• _The task_: Return only the count of lines in which the word "void" appears.

• _Entries shown_:

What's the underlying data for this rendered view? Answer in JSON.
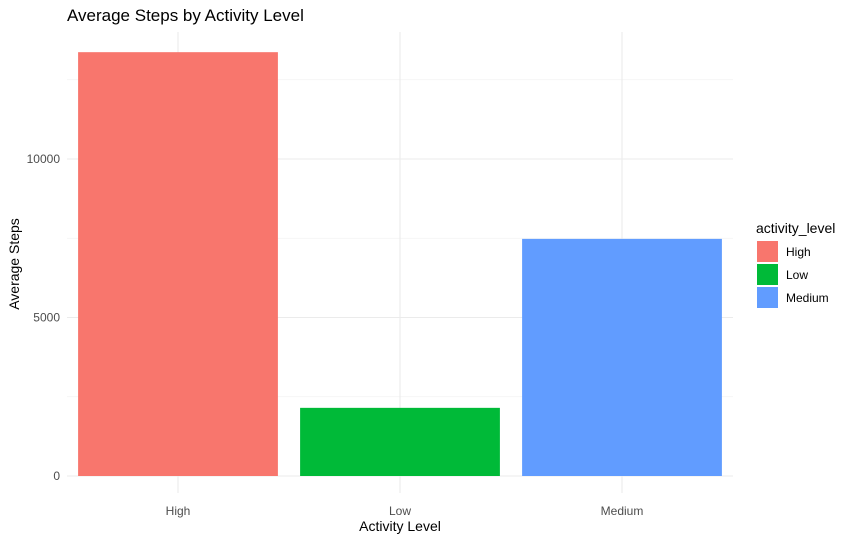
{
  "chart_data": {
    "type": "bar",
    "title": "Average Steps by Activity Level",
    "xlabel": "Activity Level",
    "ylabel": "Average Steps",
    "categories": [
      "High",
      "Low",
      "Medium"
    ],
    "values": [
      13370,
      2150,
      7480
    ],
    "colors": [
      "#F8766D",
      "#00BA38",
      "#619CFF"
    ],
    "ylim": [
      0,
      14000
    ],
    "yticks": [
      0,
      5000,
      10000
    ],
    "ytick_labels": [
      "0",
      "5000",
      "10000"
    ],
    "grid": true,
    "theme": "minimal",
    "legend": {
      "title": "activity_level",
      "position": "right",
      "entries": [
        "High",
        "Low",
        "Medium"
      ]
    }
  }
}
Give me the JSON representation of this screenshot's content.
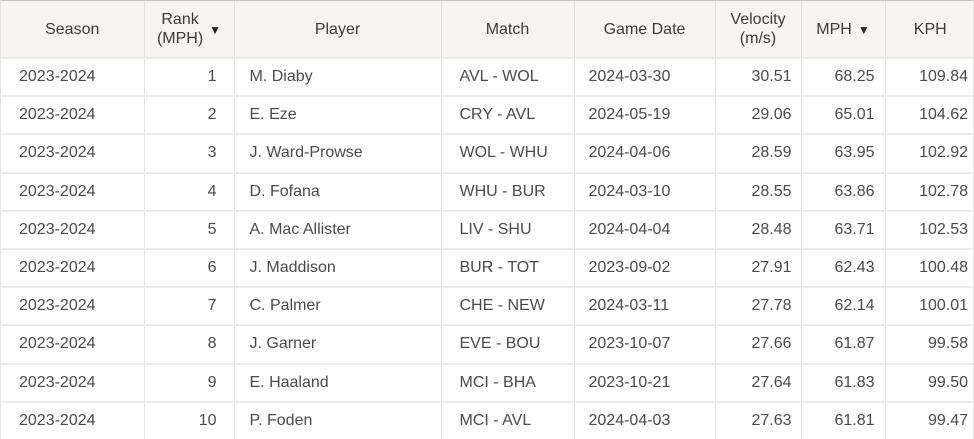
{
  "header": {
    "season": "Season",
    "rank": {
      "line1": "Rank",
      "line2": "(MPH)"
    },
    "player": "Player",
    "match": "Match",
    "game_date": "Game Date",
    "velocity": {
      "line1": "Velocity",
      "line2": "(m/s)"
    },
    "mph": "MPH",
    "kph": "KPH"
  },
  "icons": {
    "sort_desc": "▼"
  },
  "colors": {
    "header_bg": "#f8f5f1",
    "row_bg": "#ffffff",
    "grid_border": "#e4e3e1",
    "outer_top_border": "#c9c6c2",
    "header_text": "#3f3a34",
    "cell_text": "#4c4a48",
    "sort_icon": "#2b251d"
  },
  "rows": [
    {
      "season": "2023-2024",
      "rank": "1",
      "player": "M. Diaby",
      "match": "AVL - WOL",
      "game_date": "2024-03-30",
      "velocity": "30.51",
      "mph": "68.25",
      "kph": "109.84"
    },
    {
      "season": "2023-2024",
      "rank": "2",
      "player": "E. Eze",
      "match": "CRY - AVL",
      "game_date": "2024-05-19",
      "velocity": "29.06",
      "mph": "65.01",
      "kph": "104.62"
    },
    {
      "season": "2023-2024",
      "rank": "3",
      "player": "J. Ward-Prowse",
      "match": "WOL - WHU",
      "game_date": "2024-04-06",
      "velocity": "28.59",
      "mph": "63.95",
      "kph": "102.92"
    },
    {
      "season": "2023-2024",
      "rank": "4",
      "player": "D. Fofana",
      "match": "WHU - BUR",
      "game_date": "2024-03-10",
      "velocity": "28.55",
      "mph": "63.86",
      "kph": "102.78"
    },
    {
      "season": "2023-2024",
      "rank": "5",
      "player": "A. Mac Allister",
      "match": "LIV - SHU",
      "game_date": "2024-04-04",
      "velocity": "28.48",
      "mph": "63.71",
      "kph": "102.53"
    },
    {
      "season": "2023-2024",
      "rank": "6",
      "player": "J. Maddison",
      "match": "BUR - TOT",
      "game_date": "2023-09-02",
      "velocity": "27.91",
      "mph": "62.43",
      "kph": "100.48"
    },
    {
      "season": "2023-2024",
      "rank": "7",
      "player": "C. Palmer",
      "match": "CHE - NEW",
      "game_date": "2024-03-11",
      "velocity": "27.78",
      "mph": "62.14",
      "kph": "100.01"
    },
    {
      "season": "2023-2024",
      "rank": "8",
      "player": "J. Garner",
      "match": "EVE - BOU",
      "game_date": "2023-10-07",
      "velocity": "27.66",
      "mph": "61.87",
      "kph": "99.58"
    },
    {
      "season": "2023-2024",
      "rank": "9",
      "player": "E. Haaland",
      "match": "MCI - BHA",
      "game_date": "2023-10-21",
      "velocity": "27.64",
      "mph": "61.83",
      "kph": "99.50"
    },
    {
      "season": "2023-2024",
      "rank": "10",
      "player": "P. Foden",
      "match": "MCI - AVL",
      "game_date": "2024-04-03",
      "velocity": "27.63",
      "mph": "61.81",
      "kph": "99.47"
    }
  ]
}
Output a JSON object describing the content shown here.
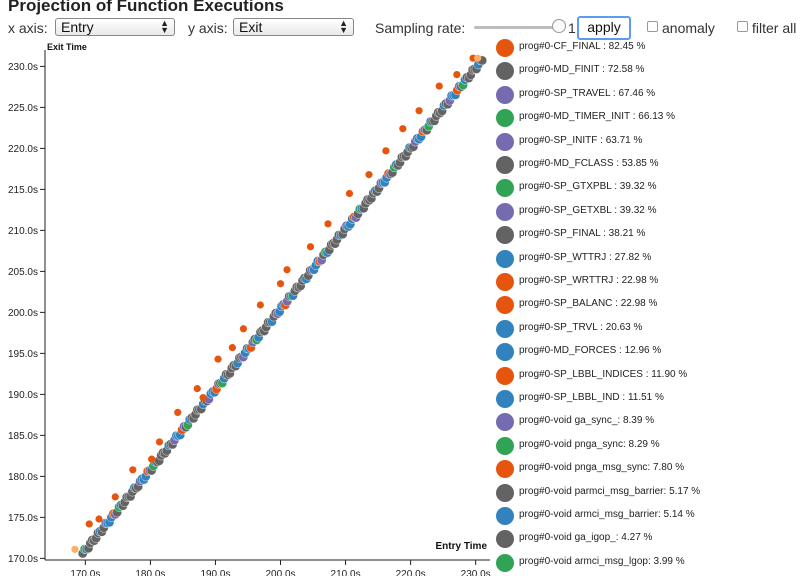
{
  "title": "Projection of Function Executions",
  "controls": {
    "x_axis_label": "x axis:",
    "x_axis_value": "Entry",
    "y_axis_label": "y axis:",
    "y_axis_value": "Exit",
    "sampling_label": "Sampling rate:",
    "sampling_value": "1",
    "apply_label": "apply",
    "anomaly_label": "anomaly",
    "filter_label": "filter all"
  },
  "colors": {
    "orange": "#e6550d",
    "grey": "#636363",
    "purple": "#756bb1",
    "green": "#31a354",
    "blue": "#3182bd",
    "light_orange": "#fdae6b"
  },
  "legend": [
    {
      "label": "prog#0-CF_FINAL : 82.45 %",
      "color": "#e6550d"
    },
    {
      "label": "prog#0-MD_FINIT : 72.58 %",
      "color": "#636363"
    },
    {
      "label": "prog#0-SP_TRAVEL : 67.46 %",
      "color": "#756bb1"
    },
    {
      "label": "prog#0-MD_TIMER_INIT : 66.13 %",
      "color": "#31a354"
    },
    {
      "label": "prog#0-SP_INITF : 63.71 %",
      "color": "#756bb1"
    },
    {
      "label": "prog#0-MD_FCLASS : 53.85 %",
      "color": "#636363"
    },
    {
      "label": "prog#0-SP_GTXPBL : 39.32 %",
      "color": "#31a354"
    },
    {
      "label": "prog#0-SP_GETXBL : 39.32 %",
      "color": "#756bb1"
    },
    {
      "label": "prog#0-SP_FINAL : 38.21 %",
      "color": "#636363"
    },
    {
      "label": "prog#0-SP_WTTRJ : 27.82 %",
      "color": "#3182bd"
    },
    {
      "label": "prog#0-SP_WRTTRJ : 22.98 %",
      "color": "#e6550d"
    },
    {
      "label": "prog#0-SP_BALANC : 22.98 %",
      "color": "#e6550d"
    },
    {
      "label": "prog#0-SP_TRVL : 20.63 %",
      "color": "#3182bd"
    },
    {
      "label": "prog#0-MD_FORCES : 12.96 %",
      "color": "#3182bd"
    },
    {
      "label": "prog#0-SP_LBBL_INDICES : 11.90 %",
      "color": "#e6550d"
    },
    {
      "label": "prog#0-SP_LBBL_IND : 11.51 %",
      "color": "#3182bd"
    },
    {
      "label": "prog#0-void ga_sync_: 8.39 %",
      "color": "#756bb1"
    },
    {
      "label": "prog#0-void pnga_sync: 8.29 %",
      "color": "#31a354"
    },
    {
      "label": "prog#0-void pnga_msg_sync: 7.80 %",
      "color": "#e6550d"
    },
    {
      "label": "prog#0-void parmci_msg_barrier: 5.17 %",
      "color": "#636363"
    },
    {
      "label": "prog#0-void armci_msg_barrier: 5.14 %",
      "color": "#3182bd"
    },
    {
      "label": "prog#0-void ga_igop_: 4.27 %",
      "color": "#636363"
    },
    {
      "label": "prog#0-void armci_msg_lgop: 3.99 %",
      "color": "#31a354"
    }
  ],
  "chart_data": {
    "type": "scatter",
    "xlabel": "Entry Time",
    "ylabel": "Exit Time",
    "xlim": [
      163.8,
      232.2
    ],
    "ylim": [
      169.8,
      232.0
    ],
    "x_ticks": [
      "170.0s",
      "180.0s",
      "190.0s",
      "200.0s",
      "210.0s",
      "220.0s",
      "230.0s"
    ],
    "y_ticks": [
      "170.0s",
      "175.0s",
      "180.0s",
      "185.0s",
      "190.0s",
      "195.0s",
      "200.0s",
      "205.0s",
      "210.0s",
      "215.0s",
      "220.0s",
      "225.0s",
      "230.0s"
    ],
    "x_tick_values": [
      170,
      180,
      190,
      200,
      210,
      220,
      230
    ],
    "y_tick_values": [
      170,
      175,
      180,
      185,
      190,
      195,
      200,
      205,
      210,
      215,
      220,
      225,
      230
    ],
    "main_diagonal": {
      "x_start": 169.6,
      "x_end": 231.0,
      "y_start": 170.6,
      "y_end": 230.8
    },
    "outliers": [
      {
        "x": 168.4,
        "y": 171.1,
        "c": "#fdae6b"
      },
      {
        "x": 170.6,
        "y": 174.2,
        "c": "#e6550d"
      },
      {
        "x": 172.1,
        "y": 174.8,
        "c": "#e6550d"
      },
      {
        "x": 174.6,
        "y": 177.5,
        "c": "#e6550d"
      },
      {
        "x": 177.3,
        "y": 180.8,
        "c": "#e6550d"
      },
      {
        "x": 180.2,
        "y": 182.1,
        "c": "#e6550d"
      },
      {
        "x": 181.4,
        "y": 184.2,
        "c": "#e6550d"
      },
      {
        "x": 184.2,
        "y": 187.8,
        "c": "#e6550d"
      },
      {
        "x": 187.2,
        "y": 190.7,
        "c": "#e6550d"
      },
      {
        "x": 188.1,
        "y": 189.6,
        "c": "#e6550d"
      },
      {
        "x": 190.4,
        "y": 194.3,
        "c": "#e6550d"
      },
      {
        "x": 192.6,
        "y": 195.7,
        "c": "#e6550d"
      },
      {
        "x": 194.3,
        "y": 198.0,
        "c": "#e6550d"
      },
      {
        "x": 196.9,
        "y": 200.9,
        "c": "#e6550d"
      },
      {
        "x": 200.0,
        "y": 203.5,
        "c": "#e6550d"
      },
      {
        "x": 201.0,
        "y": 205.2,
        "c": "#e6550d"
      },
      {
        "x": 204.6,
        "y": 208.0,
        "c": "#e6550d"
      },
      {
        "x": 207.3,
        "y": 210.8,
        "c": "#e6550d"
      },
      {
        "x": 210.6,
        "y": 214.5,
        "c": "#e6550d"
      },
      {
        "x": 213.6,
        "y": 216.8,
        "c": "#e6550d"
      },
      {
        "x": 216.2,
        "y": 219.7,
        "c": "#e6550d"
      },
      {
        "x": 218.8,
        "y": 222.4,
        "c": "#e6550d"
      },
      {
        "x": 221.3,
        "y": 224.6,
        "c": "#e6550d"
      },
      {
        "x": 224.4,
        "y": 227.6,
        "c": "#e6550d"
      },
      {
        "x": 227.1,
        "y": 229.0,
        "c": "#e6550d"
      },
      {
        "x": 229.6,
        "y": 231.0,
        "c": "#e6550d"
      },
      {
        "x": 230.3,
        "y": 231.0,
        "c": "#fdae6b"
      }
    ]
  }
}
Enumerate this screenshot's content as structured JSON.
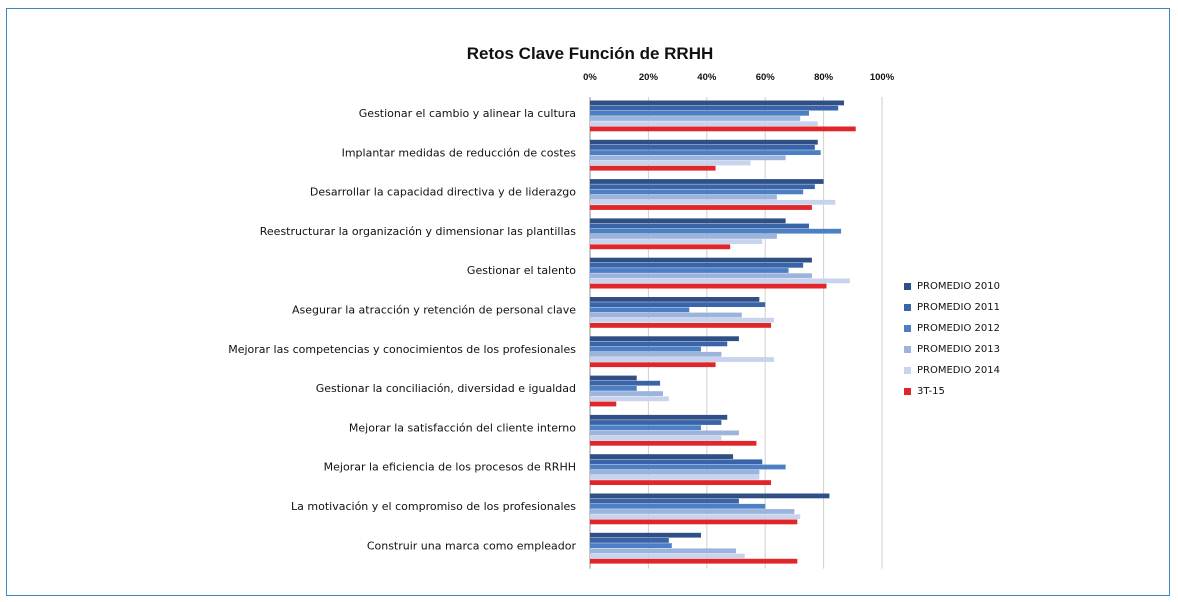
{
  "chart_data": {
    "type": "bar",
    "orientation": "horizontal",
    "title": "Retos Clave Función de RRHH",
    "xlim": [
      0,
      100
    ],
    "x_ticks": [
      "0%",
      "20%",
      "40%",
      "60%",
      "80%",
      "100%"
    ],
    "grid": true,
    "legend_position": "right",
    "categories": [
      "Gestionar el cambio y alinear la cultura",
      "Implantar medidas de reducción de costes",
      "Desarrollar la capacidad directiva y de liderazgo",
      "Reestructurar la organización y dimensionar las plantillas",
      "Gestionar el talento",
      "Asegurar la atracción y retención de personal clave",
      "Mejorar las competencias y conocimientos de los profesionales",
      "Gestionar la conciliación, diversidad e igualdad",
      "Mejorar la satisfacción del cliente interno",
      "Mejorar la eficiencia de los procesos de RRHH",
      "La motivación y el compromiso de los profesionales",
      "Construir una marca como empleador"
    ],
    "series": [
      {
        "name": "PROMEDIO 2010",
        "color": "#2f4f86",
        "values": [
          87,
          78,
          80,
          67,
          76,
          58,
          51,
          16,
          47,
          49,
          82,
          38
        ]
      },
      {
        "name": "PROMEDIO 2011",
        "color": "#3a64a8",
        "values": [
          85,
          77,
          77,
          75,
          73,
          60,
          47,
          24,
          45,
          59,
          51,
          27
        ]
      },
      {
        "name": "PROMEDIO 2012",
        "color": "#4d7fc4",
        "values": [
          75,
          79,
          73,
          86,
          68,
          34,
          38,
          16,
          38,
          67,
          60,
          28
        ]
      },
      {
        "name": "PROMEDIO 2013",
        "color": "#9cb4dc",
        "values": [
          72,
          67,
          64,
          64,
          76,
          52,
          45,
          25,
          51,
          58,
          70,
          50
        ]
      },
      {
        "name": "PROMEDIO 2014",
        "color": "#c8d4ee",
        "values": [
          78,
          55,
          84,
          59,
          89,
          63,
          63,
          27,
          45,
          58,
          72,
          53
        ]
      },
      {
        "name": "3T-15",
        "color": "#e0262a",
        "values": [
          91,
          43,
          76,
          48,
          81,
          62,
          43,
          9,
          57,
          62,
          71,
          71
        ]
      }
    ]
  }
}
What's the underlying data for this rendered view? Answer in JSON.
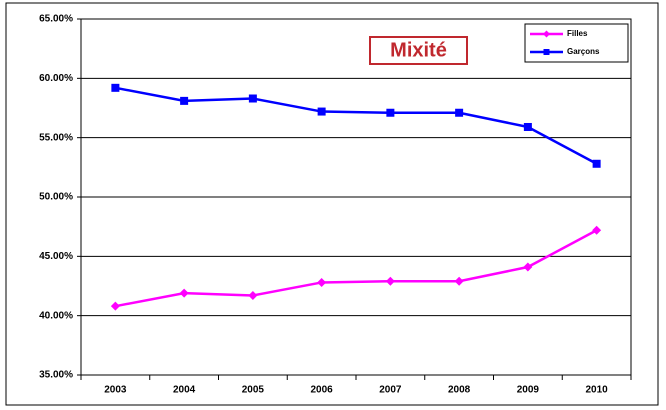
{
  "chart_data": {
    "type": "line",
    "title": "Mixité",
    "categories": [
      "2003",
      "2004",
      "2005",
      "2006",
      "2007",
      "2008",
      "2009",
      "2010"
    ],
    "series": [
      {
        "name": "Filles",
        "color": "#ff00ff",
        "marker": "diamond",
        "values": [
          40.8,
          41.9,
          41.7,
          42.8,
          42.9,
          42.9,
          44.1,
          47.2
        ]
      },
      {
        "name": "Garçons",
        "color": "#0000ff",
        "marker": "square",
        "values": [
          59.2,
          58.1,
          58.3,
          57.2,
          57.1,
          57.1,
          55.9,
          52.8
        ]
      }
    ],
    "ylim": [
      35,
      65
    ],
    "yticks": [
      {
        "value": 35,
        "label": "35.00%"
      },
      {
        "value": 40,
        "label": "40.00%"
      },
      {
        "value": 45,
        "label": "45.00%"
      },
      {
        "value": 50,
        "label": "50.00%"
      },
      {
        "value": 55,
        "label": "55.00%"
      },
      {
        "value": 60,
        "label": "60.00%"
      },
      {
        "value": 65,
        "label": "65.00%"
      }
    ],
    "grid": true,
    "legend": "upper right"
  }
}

• _Result for this exercise_: 7